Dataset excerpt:
• • • • • • •
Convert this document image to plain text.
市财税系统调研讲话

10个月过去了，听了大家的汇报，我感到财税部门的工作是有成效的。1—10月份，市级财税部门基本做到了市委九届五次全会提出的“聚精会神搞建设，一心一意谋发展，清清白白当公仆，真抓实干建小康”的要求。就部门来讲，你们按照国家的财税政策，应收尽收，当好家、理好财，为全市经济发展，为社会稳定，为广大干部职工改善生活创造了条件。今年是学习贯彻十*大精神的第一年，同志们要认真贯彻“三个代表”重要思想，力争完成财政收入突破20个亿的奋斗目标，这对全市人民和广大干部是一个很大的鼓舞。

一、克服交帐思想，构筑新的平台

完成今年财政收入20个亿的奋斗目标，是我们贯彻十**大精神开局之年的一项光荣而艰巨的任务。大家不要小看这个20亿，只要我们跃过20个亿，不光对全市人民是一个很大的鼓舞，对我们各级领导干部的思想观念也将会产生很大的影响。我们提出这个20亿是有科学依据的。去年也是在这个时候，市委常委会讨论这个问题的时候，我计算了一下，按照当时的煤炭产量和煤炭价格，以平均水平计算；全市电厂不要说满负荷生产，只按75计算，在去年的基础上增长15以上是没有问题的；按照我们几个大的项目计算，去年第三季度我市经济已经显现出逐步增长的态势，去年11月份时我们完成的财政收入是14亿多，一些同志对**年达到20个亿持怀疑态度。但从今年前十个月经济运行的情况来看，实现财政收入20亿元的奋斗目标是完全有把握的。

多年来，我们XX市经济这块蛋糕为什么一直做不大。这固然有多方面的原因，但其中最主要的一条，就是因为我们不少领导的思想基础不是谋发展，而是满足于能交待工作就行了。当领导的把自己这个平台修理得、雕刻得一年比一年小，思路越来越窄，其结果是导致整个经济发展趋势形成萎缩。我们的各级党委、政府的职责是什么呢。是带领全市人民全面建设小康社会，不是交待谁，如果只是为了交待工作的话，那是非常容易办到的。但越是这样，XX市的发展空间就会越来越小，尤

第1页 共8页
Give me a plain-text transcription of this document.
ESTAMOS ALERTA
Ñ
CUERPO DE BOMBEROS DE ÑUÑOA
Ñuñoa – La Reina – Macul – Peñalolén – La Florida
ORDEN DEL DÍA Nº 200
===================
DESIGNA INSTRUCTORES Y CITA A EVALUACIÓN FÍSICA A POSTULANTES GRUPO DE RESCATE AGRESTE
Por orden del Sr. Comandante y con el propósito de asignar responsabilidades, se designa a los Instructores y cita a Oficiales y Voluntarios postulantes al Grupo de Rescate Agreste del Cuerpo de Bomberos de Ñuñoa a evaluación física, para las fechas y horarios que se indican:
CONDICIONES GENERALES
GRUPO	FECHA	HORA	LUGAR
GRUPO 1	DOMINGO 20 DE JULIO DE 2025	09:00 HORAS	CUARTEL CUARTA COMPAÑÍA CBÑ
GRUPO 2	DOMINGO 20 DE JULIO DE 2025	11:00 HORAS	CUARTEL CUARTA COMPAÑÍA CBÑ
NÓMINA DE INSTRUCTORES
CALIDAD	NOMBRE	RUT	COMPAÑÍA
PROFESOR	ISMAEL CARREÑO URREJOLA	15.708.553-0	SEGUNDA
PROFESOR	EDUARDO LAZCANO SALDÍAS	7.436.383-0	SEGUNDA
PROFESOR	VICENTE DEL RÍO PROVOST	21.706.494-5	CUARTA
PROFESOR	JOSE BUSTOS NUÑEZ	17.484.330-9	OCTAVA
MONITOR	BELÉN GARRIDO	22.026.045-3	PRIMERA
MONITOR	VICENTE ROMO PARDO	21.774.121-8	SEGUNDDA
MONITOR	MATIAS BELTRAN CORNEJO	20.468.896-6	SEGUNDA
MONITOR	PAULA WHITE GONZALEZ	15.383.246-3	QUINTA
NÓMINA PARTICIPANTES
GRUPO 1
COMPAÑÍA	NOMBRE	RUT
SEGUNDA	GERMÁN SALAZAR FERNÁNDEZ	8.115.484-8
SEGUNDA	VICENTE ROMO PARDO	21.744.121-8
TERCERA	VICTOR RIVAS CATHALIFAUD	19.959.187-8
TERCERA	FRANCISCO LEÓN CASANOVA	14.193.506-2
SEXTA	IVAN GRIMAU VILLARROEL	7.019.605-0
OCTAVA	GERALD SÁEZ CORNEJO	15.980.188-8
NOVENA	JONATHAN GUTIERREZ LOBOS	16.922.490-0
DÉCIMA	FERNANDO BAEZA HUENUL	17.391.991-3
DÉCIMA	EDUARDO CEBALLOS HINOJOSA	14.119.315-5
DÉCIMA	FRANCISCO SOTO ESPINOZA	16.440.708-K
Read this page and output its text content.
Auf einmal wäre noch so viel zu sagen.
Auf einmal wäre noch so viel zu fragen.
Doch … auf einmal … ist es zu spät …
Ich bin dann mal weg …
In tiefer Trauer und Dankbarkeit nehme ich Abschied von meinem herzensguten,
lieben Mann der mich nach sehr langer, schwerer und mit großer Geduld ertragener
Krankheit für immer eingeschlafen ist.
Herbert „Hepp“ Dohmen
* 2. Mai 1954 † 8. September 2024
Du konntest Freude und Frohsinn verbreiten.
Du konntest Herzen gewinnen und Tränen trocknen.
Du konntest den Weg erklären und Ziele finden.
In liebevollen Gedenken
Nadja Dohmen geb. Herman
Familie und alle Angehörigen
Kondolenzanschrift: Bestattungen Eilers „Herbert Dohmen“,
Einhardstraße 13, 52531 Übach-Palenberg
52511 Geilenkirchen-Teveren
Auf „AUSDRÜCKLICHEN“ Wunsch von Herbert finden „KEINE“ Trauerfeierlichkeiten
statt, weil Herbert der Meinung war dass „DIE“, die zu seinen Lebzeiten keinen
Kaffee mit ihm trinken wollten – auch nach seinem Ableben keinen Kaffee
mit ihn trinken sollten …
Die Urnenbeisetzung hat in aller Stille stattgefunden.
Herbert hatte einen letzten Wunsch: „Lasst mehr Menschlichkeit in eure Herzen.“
• • • • • • •
EXERCISE DIRECTIONS:
Copy out all lines from the material above that contain the string "nach".

RESPONSE FOR THIS EXERCISE:
lieben Mann der mich nach sehr langer, schwerer und mit großer Geduld ertragener
Kaffee mit ihm trinken wollten – auch nach seinem Ableben keinen Kaffee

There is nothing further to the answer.